** begin **
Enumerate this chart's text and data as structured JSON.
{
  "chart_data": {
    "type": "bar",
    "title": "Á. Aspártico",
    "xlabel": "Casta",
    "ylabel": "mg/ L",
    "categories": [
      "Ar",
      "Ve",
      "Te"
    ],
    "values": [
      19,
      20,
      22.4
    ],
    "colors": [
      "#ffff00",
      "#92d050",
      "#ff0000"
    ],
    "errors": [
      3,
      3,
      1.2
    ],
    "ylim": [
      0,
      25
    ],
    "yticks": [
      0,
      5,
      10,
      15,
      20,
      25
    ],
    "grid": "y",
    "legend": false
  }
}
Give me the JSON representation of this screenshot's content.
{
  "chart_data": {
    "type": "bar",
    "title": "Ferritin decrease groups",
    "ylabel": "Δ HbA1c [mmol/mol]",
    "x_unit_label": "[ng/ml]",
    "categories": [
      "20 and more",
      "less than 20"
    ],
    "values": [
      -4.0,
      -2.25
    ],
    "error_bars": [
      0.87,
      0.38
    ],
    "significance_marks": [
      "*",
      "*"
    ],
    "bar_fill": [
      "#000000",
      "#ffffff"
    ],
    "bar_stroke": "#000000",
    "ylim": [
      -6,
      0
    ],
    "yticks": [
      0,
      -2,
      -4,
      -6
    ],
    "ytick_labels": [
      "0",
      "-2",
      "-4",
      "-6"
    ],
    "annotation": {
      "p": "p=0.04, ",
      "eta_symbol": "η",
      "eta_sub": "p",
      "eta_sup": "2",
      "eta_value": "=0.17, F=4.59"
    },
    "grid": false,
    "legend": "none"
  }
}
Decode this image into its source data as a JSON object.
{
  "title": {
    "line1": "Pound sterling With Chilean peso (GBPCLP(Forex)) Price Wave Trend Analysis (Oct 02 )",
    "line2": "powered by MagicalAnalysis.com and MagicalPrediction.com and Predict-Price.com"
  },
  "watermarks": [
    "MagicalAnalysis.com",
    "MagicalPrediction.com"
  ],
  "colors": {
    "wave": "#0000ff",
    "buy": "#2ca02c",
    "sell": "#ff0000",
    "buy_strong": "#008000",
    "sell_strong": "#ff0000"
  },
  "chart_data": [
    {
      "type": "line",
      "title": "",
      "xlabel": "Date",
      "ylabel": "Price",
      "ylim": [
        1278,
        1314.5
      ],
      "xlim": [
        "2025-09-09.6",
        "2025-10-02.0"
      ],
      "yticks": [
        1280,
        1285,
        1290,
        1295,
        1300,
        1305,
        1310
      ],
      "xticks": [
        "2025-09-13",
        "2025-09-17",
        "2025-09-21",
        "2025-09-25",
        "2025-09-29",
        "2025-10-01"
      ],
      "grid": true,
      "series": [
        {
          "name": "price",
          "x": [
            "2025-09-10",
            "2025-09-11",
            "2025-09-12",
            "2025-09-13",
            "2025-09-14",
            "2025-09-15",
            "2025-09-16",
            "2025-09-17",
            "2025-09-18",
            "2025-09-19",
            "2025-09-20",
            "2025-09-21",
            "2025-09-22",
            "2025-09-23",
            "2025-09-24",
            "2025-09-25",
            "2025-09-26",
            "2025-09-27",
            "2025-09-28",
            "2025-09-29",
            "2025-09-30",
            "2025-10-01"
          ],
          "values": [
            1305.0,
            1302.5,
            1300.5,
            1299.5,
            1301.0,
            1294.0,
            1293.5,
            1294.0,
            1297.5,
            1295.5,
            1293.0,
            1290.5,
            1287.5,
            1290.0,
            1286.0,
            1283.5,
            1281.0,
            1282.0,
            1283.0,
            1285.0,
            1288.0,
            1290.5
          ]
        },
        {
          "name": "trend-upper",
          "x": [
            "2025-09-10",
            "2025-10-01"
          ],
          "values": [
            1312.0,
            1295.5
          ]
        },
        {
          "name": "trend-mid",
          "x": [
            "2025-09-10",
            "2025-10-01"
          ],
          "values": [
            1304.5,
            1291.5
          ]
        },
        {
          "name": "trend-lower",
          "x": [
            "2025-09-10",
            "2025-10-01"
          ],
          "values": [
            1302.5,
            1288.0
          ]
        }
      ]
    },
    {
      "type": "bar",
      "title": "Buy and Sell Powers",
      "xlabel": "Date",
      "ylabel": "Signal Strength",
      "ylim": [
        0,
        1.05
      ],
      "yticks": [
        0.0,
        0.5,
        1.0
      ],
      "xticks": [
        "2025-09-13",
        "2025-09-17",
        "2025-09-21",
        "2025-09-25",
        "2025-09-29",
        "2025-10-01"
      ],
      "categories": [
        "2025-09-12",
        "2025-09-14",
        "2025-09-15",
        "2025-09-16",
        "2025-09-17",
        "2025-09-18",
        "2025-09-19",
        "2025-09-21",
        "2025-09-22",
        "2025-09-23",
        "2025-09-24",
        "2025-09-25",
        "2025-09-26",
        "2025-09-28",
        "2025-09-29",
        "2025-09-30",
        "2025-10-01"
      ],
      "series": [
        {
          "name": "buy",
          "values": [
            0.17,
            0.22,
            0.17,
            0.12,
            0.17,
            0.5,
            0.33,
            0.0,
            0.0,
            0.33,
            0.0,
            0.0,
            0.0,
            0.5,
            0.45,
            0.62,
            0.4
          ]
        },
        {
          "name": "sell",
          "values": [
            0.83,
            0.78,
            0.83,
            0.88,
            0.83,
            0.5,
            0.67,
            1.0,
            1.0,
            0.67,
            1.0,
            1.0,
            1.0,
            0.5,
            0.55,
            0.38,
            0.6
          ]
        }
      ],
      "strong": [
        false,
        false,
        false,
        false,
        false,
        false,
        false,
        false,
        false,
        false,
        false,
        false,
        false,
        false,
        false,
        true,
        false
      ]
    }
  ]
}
** end **
__GOAL__. Out of the material above, gather each line where "name" appears.

__RESULT OF THE TASK__.
          "name": "price",
          "name": "trend-upper",
          "name": "trend-mid",
          "name": "trend-lower",
          "name": "buy",
          "name": "sell",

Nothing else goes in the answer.